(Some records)
__________

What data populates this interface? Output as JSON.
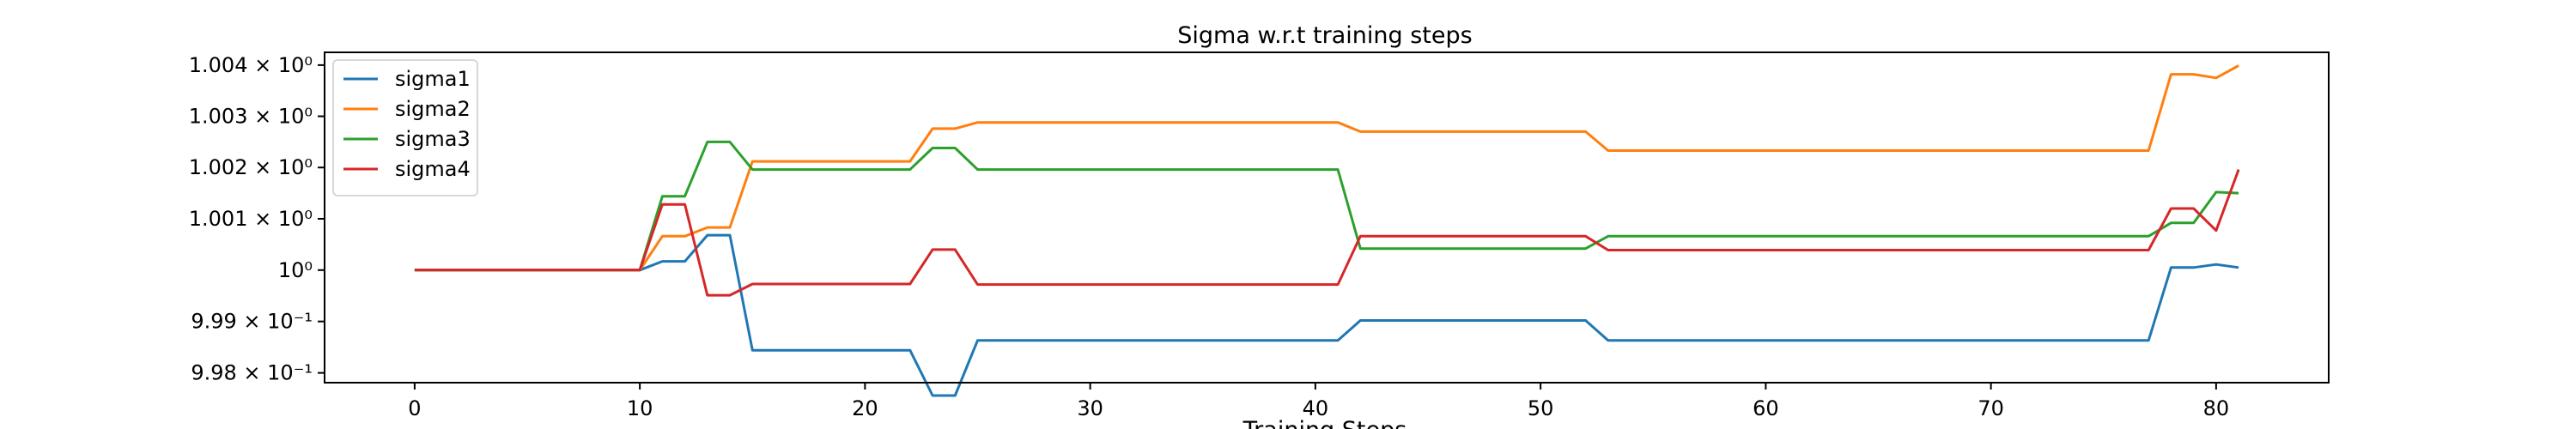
{
  "chart_data": {
    "type": "line",
    "title": "Sigma w.r.t training steps",
    "xlabel": "Training Steps",
    "ylabel": "",
    "y_scale": "log",
    "xlim": [
      -4,
      85
    ],
    "ylim": [
      0.99781,
      1.00425
    ],
    "grid": false,
    "legend_position": "top-left",
    "x_ticks": [
      0,
      10,
      20,
      30,
      40,
      50,
      60,
      70,
      80
    ],
    "y_ticks": [
      {
        "value": 0.998,
        "label": "9.98 × 10⁻¹"
      },
      {
        "value": 0.999,
        "label": "9.99 × 10⁻¹"
      },
      {
        "value": 1.0,
        "label": "10⁰"
      },
      {
        "value": 1.001,
        "label": "1.001 × 10⁰"
      },
      {
        "value": 1.002,
        "label": "1.002 × 10⁰"
      },
      {
        "value": 1.003,
        "label": "1.003 × 10⁰"
      },
      {
        "value": 1.004,
        "label": "1.004 × 10⁰"
      }
    ],
    "series": [
      {
        "name": "sigma1",
        "color": "#1f77b4",
        "points": [
          [
            0,
            1.0
          ],
          [
            10,
            1.0
          ],
          [
            11,
            1.00017
          ],
          [
            12,
            1.00017
          ],
          [
            13,
            1.00068
          ],
          [
            14,
            1.00068
          ],
          [
            15,
            0.99844
          ],
          [
            22,
            0.99844
          ],
          [
            23,
            0.99756
          ],
          [
            24,
            0.99756
          ],
          [
            25,
            0.99863
          ],
          [
            41,
            0.99863
          ],
          [
            42,
            0.99902
          ],
          [
            52,
            0.99902
          ],
          [
            53,
            0.99863
          ],
          [
            77,
            0.99863
          ],
          [
            78,
            1.00005
          ],
          [
            79,
            1.00005
          ],
          [
            80,
            1.00011
          ],
          [
            81,
            1.00005
          ]
        ]
      },
      {
        "name": "sigma2",
        "color": "#ff7f0e",
        "points": [
          [
            0,
            1.0
          ],
          [
            10,
            1.0
          ],
          [
            11,
            1.00066
          ],
          [
            12,
            1.00066
          ],
          [
            13,
            1.00083
          ],
          [
            14,
            1.00083
          ],
          [
            15,
            1.00212
          ],
          [
            22,
            1.00212
          ],
          [
            23,
            1.00276
          ],
          [
            24,
            1.00276
          ],
          [
            25,
            1.00288
          ],
          [
            41,
            1.00288
          ],
          [
            42,
            1.0027
          ],
          [
            52,
            1.0027
          ],
          [
            53,
            1.00233
          ],
          [
            77,
            1.00233
          ],
          [
            78,
            1.00382
          ],
          [
            79,
            1.00382
          ],
          [
            80,
            1.00375
          ],
          [
            81,
            1.00399
          ]
        ]
      },
      {
        "name": "sigma3",
        "color": "#2ca02c",
        "points": [
          [
            0,
            1.0
          ],
          [
            10,
            1.0
          ],
          [
            11,
            1.00144
          ],
          [
            12,
            1.00144
          ],
          [
            13,
            1.0025
          ],
          [
            14,
            1.0025
          ],
          [
            15,
            1.00196
          ],
          [
            22,
            1.00196
          ],
          [
            23,
            1.00238
          ],
          [
            24,
            1.00238
          ],
          [
            25,
            1.00196
          ],
          [
            41,
            1.00196
          ],
          [
            42,
            1.00042
          ],
          [
            52,
            1.00042
          ],
          [
            53,
            1.00066
          ],
          [
            77,
            1.00066
          ],
          [
            78,
            1.00092
          ],
          [
            79,
            1.00092
          ],
          [
            80,
            1.00152
          ],
          [
            81,
            1.0015
          ]
        ]
      },
      {
        "name": "sigma4",
        "color": "#d62728",
        "points": [
          [
            0,
            1.0
          ],
          [
            10,
            1.0
          ],
          [
            11,
            1.00128
          ],
          [
            12,
            1.00128
          ],
          [
            13,
            0.99951
          ],
          [
            14,
            0.99951
          ],
          [
            15,
            0.99973
          ],
          [
            22,
            0.99973
          ],
          [
            23,
            1.0004
          ],
          [
            24,
            1.0004
          ],
          [
            25,
            0.99972
          ],
          [
            41,
            0.99972
          ],
          [
            42,
            1.00066
          ],
          [
            52,
            1.00066
          ],
          [
            53,
            1.00039
          ],
          [
            77,
            1.00039
          ],
          [
            78,
            1.0012
          ],
          [
            79,
            1.0012
          ],
          [
            80,
            1.00077
          ],
          [
            81,
            1.00196
          ]
        ]
      }
    ]
  }
}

__________

What is being asked:
Locate all lines that include the word "color" and copy them out.

Task response:
        "color": "#1f77b4",
        "color": "#ff7f0e",
        "color": "#2ca02c",
        "color": "#d62728",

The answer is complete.